= What is needed =
Write out only the lines from the line containing "Type out the text in this image." to the end of the listing below, both included, exactly as they stand. Drop the pictures.

--------

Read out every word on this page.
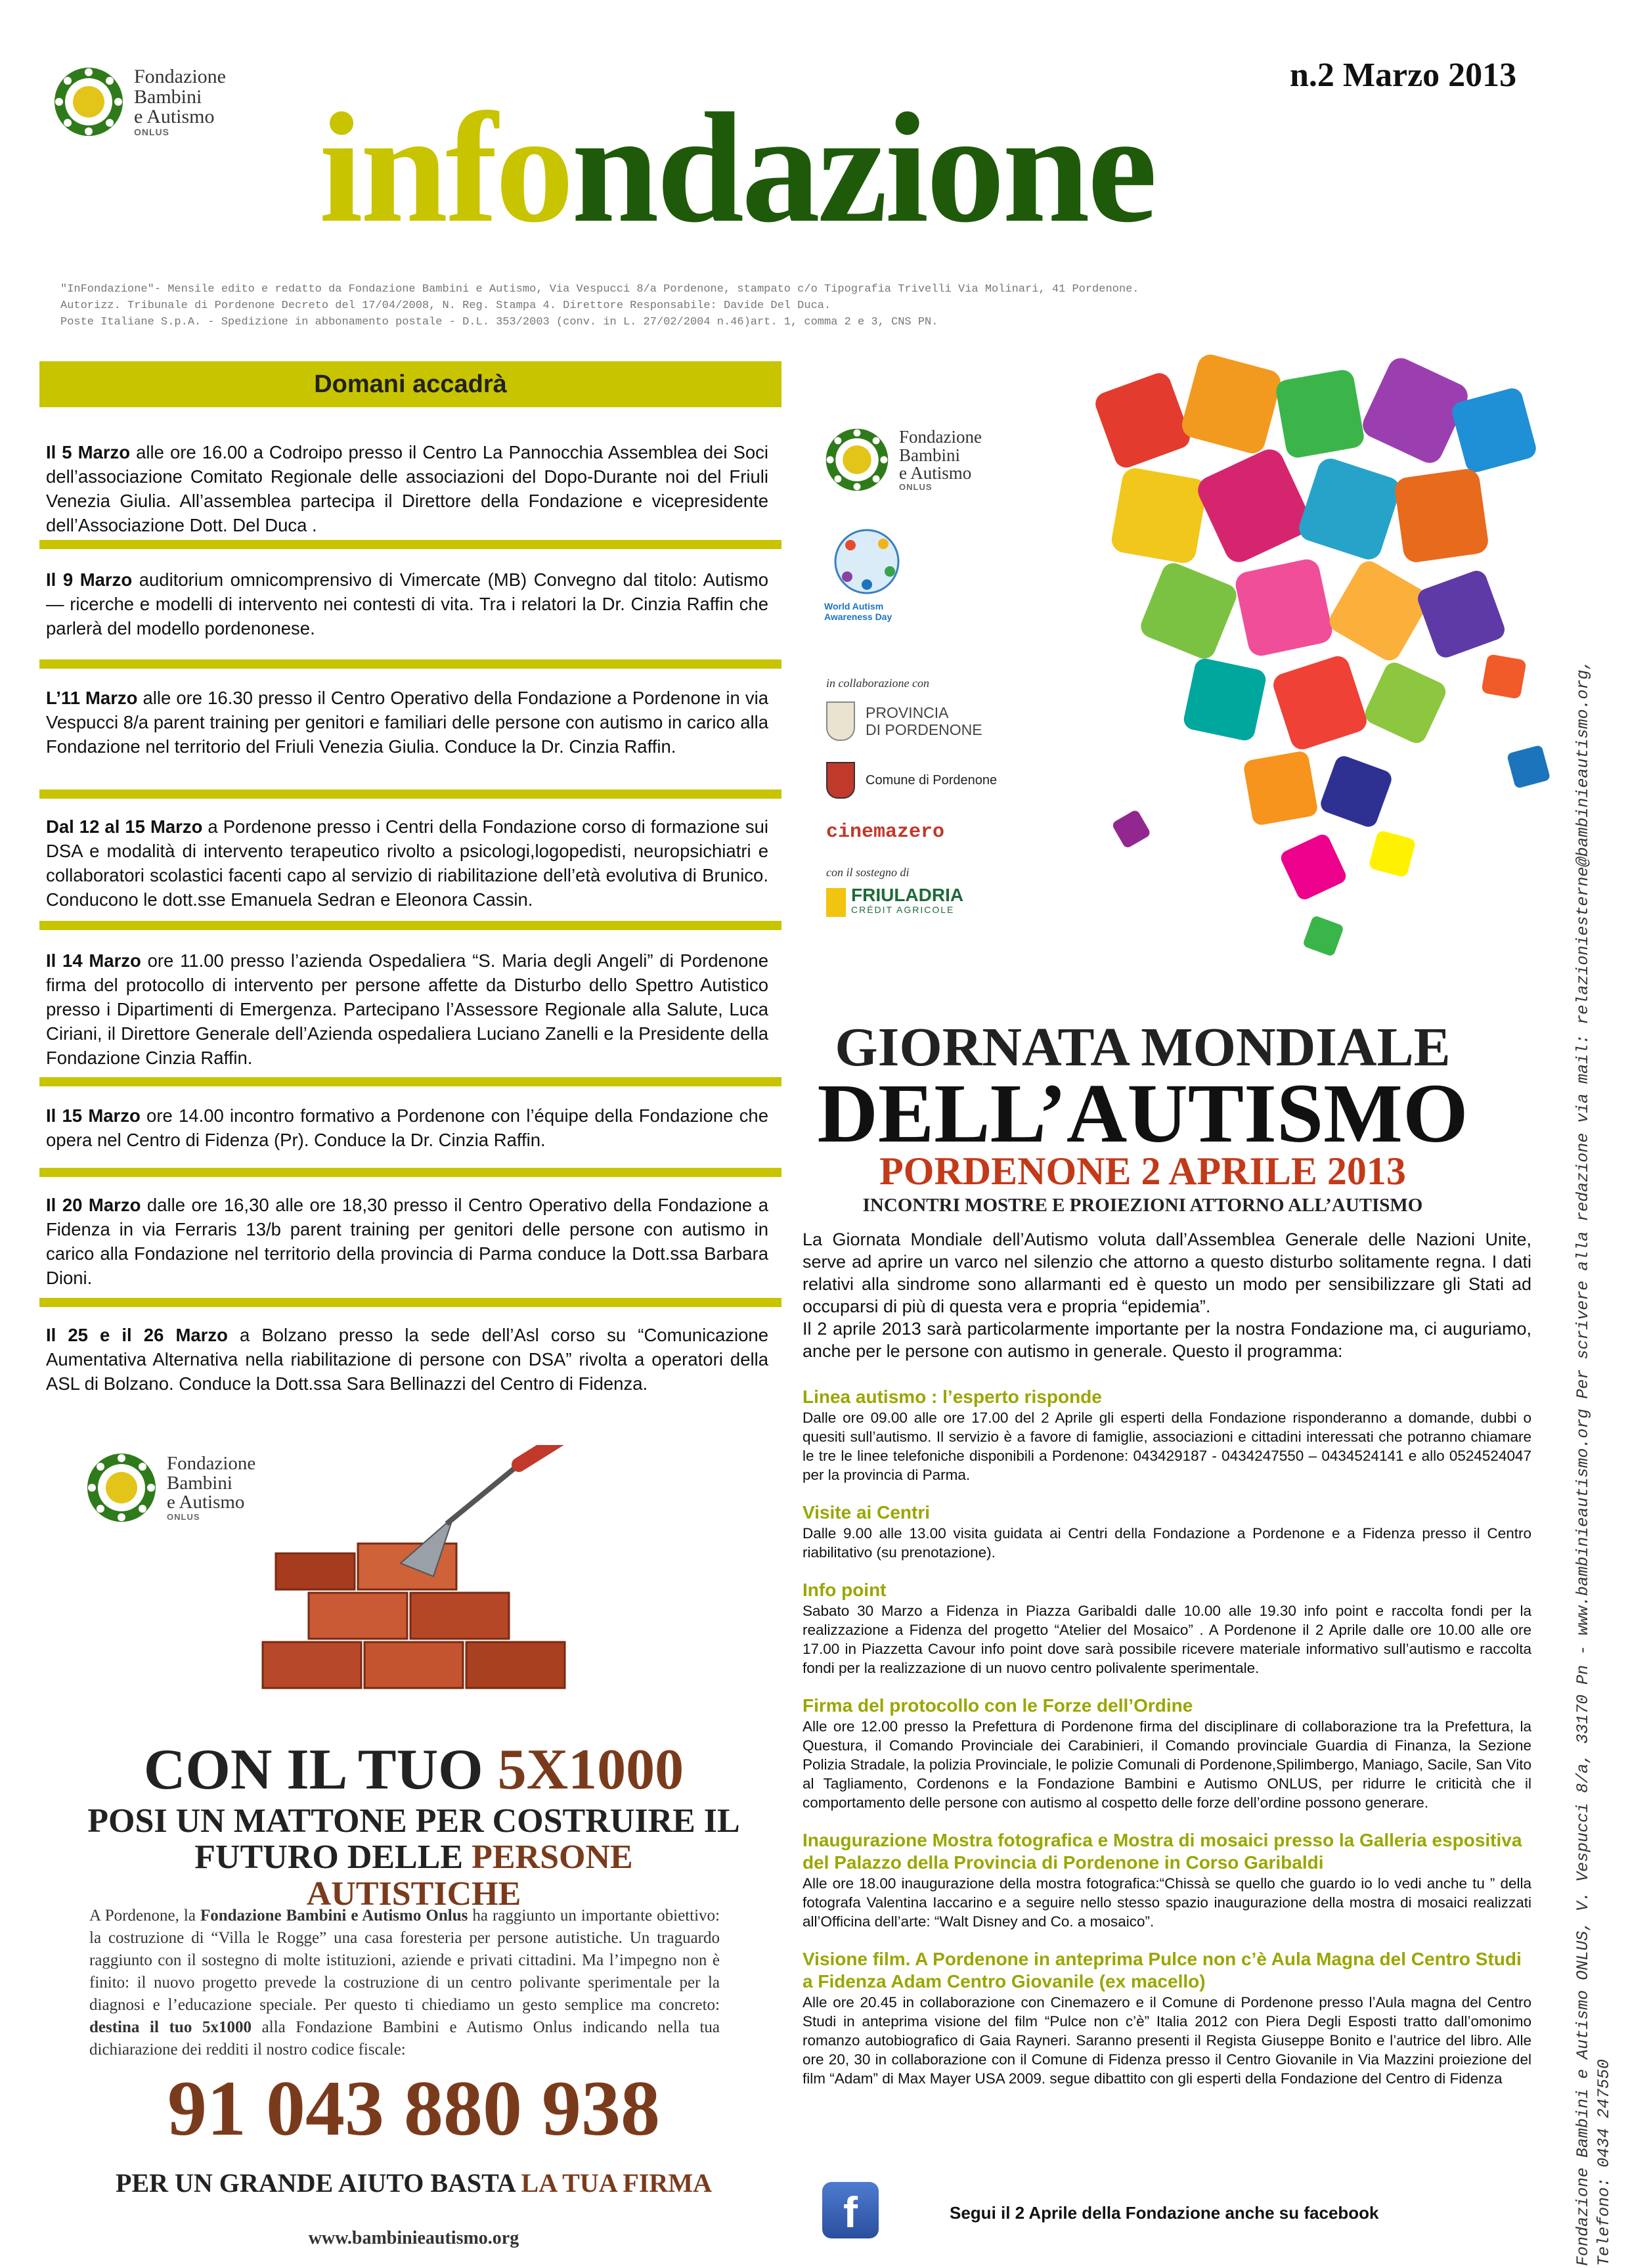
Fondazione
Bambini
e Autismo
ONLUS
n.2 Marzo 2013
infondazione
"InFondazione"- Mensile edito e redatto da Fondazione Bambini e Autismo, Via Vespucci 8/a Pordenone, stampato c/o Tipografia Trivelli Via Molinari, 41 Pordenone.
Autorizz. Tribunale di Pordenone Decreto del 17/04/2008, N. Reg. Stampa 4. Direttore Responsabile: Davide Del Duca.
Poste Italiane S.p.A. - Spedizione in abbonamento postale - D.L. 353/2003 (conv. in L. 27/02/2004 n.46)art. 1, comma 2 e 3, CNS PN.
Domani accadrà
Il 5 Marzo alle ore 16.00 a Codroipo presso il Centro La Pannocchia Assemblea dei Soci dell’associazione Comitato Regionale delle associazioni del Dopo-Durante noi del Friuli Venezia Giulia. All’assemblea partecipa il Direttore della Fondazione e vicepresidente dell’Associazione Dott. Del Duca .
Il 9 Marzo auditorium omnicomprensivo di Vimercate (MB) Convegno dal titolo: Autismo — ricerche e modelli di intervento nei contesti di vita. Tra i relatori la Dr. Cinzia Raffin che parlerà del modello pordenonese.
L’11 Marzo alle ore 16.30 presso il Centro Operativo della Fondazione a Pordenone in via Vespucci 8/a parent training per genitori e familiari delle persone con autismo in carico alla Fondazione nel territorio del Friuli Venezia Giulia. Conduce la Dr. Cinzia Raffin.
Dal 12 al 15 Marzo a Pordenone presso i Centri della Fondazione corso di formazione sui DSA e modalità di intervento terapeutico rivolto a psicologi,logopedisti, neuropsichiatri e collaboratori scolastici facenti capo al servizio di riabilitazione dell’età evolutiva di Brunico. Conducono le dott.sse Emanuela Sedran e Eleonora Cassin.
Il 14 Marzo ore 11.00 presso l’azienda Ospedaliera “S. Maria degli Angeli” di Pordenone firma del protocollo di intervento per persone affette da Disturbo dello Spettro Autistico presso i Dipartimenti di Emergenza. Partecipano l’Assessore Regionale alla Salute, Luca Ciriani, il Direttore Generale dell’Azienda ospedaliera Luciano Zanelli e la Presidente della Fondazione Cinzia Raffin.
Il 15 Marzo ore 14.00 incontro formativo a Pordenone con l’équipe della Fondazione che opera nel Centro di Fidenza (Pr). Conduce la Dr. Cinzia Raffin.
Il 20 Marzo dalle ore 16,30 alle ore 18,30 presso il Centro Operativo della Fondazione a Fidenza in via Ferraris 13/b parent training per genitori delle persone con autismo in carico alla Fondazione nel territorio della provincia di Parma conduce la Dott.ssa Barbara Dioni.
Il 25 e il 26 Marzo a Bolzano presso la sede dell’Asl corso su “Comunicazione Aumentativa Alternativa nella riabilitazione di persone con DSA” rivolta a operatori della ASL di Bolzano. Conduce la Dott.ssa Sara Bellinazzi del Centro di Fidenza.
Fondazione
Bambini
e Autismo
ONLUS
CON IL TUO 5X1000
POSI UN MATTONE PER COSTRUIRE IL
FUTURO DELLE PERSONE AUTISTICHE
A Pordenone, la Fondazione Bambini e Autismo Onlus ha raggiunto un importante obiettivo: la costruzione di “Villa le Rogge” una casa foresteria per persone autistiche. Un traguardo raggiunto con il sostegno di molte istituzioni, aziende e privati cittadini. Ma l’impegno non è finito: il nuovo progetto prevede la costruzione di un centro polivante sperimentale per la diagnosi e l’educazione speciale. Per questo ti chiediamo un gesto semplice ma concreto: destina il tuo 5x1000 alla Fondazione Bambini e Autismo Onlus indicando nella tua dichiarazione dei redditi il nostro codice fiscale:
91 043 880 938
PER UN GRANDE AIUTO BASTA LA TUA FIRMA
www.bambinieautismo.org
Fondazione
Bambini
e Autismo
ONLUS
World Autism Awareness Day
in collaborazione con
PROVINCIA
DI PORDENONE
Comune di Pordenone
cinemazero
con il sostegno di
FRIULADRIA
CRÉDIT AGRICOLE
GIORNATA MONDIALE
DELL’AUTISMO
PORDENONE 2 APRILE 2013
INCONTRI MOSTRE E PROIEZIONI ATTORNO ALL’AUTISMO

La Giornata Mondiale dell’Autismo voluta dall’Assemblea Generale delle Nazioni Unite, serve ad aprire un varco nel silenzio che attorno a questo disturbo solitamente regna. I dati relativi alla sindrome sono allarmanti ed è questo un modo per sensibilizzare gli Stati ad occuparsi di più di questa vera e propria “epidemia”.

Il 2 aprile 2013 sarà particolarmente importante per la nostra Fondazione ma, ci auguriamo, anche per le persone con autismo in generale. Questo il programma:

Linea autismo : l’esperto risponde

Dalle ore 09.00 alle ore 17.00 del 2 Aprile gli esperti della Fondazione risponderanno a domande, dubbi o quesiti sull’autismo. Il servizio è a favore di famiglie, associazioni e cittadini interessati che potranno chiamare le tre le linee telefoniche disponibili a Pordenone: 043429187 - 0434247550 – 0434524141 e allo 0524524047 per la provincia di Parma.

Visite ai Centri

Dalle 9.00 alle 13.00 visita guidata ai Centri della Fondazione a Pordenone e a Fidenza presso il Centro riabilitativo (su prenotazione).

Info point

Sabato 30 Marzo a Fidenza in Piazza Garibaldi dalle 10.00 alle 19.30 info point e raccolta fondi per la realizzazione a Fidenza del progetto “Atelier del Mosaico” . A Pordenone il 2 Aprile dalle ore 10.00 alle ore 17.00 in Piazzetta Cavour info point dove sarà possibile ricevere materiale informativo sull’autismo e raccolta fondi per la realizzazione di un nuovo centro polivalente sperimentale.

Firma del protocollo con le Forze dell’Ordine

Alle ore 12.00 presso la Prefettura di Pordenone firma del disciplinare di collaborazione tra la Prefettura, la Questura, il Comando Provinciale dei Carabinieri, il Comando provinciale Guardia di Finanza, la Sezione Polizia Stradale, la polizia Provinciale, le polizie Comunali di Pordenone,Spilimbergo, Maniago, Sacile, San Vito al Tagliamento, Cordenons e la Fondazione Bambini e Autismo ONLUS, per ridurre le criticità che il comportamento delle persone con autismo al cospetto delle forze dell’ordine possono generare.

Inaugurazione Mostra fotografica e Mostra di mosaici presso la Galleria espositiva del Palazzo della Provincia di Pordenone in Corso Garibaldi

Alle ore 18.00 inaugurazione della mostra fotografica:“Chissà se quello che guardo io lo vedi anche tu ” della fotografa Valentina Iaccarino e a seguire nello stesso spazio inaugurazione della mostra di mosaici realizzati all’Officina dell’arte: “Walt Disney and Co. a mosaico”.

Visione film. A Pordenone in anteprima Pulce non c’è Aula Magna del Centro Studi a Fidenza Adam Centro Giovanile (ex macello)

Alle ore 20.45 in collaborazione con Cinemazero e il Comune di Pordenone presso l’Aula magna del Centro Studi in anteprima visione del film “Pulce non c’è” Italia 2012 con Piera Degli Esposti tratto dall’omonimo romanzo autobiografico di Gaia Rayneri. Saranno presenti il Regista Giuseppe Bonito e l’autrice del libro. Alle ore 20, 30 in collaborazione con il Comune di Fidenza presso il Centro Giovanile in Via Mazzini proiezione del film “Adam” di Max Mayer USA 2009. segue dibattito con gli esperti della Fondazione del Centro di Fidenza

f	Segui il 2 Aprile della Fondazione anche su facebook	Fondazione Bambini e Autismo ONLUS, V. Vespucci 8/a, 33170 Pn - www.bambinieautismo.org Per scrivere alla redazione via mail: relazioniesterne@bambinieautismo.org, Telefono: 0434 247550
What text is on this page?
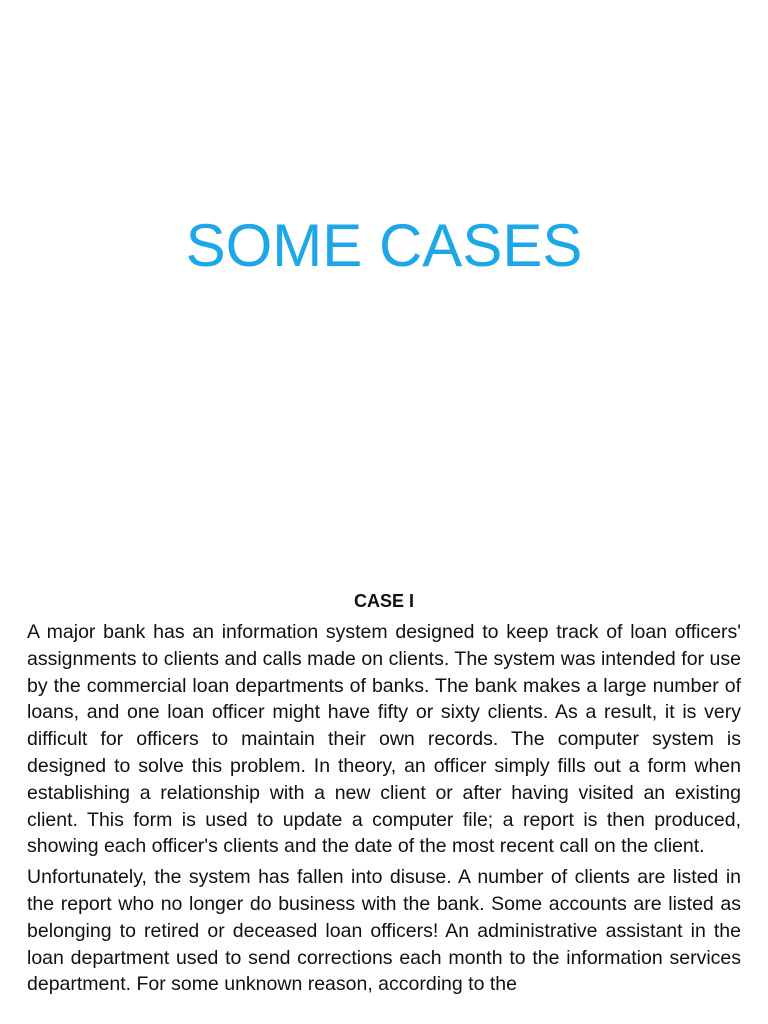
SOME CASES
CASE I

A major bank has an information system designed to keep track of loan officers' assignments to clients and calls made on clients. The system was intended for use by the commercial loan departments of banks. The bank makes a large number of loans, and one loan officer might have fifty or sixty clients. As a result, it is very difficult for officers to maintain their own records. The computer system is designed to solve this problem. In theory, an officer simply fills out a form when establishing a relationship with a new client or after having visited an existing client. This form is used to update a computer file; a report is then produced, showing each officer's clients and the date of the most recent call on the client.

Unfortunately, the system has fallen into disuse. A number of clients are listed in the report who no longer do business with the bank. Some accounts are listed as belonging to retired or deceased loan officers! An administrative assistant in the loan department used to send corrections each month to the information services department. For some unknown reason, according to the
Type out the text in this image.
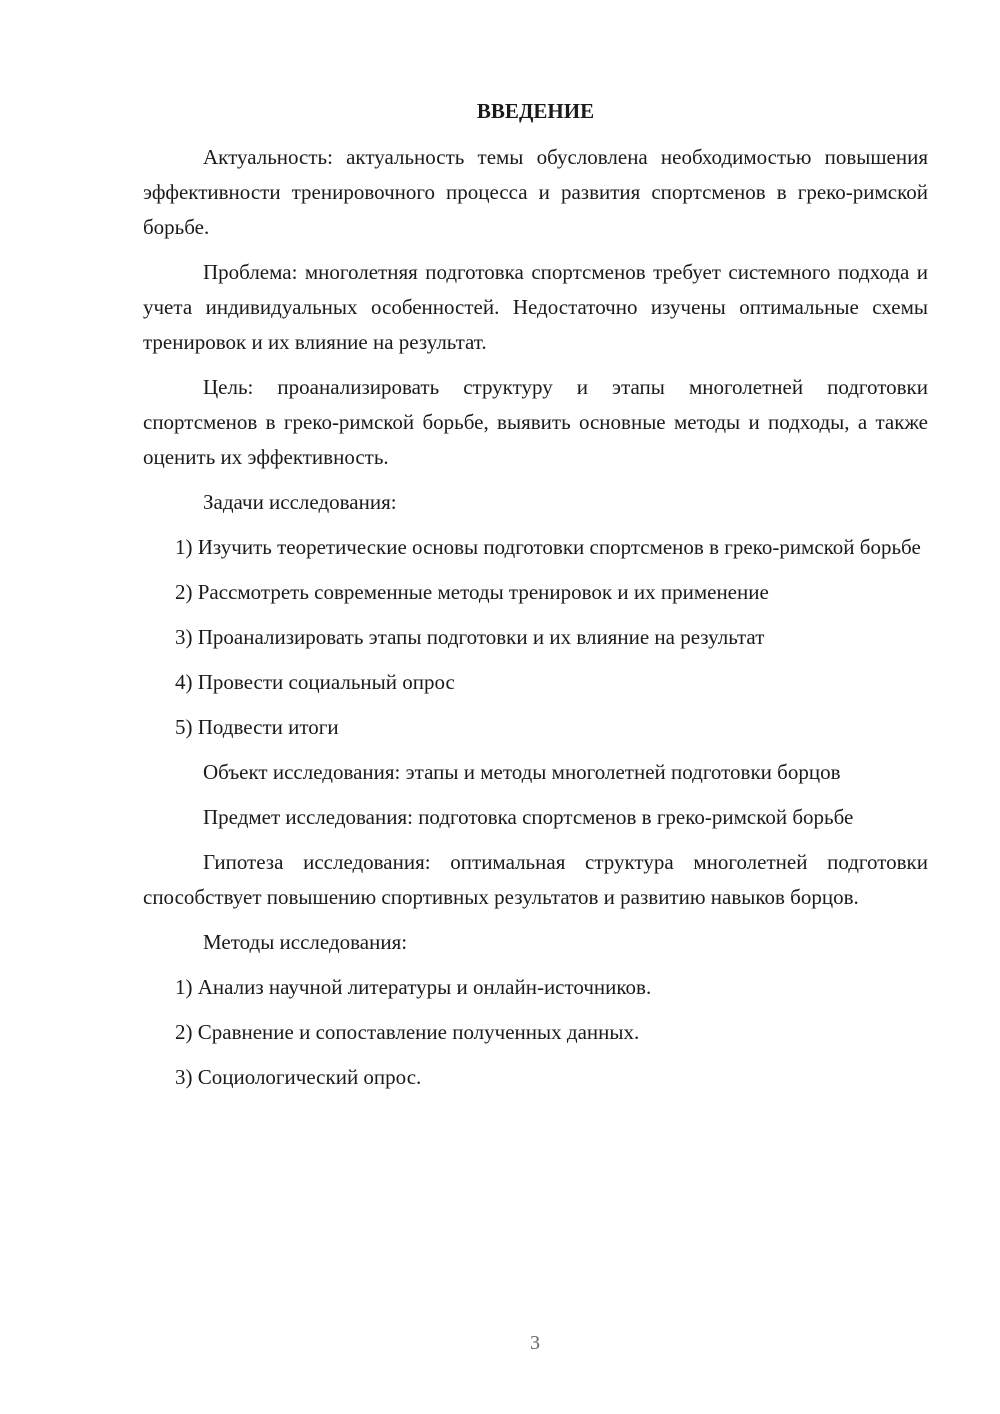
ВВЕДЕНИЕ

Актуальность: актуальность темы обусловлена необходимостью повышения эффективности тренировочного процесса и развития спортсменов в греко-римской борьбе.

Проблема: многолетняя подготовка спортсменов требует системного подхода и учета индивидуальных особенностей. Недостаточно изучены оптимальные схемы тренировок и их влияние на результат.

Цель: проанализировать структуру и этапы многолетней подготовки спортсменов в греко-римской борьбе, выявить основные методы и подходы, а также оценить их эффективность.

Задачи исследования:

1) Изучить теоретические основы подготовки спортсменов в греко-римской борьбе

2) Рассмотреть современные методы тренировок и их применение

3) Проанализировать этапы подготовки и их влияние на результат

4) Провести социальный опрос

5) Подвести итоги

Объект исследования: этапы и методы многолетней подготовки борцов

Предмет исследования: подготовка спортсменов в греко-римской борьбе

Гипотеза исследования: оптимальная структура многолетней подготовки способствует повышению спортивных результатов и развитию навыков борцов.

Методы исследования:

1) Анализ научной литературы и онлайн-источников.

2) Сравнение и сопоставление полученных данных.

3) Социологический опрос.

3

--------

= Problem solution =
Type out the text in this image.
ВВЕДЕНИЕ

Актуальность: актуальность темы обусловлена необходимостью повышения эффективности тренировочного процесса и развития спортсменов в греко-римской борьбе.

Проблема: многолетняя подготовка спортсменов требует системного подхода и учета индивидуальных особенностей. Недостаточно изучены оптимальные схемы тренировок и их влияние на результат.

Цель: проанализировать структуру и этапы многолетней подготовки спортсменов в греко-римской борьбе, выявить основные методы и подходы, а также оценить их эффективность.

Задачи исследования:

1) Изучить теоретические основы подготовки спортсменов в греко-римской борьбе

2) Рассмотреть современные методы тренировок и их применение

3) Проанализировать этапы подготовки и их влияние на результат

4) Провести социальный опрос

5) Подвести итоги

Объект исследования: этапы и методы многолетней подготовки борцов

Предмет исследования: подготовка спортсменов в греко-римской борьбе

Гипотеза исследования: оптимальная структура многолетней подготовки способствует повышению спортивных результатов и развитию навыков борцов.

Методы исследования:

1) Анализ научной литературы и онлайн-источников.

2) Сравнение и сопоставление полученных данных.

3) Социологический опрос.

3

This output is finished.